***** Available records

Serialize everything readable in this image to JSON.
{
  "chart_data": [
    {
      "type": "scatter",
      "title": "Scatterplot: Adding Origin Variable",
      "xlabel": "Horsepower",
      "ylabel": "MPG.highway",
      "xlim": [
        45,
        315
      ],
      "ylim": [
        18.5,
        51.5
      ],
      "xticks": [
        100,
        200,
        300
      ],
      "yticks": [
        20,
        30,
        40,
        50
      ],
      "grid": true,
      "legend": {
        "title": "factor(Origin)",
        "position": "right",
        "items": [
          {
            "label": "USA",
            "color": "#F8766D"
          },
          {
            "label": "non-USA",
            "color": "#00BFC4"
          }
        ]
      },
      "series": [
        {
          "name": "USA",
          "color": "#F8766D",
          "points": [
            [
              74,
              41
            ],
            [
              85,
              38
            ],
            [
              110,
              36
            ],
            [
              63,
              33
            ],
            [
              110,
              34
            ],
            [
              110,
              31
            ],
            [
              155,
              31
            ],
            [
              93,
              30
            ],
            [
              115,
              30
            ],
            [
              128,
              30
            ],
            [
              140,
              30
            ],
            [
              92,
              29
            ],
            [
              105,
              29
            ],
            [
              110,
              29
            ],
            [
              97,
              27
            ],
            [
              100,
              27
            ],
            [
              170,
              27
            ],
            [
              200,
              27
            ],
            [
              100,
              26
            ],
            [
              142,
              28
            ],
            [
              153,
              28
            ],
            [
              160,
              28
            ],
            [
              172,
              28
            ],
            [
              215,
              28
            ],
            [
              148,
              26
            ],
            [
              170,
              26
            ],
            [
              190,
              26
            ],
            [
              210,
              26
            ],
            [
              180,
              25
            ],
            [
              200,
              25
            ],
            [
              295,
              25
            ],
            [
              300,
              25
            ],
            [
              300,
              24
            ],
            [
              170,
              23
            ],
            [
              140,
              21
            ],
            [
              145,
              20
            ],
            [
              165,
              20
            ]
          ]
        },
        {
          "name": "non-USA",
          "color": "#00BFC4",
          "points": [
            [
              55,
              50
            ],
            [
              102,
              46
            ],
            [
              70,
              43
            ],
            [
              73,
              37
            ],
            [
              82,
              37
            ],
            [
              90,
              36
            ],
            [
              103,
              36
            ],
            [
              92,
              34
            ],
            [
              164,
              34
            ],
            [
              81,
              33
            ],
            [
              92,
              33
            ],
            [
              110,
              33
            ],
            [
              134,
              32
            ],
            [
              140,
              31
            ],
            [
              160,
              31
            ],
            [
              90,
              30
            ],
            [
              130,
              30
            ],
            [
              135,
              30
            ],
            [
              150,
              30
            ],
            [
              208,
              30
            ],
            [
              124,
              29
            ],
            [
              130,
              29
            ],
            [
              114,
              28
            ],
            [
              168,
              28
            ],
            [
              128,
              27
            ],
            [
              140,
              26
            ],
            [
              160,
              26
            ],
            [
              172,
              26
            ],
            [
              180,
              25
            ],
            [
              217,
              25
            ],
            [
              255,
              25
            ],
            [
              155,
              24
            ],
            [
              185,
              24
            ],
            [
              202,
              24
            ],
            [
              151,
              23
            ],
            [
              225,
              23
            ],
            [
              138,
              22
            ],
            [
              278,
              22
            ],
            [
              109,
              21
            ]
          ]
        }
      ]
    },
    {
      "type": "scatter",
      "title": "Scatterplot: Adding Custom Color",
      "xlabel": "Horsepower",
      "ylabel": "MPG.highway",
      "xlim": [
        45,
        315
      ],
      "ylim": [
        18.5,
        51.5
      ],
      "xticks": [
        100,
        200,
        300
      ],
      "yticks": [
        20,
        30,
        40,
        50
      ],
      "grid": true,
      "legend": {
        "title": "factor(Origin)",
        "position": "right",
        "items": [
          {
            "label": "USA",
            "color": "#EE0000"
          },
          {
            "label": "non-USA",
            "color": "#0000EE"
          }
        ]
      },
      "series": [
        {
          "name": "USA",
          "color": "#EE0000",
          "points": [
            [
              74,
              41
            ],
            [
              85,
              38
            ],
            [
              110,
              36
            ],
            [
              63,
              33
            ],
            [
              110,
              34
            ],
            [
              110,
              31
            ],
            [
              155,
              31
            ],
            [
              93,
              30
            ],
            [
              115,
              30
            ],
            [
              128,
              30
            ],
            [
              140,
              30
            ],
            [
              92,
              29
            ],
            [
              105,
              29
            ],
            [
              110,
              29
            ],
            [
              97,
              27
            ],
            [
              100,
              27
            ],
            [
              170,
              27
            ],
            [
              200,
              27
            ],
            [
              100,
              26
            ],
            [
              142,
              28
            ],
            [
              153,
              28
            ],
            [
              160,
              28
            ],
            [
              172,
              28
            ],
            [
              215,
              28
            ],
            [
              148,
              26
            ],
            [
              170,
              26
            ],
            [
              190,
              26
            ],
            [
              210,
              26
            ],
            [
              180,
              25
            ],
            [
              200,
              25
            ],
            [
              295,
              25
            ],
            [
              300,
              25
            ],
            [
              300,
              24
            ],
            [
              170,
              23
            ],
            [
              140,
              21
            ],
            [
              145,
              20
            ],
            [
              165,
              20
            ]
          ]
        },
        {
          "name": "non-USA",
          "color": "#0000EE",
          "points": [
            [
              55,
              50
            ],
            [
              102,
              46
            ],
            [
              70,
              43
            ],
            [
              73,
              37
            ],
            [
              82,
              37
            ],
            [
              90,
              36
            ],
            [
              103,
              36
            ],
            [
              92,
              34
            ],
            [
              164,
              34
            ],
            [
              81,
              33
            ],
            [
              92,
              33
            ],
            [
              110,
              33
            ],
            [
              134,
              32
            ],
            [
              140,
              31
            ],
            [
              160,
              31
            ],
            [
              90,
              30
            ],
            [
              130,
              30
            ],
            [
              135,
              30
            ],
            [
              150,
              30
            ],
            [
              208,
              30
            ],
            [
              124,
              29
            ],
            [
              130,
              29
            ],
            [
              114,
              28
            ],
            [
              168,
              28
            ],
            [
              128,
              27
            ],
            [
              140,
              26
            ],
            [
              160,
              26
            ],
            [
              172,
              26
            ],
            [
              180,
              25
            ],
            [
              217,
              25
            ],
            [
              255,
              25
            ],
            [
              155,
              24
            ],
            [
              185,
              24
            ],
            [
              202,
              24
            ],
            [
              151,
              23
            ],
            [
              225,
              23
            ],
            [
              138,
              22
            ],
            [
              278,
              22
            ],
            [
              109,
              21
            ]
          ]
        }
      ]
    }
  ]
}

**********

▶ [Description of the task]: Which lines hold the word "title"? Return all of them from the records above.

▶ [Response to this task]:
      "title": "Scatterplot: Adding Origin Variable",
        "title": "factor(Origin)",
      "title": "Scatterplot: Adding Custom Color",
        "title": "factor(Origin)",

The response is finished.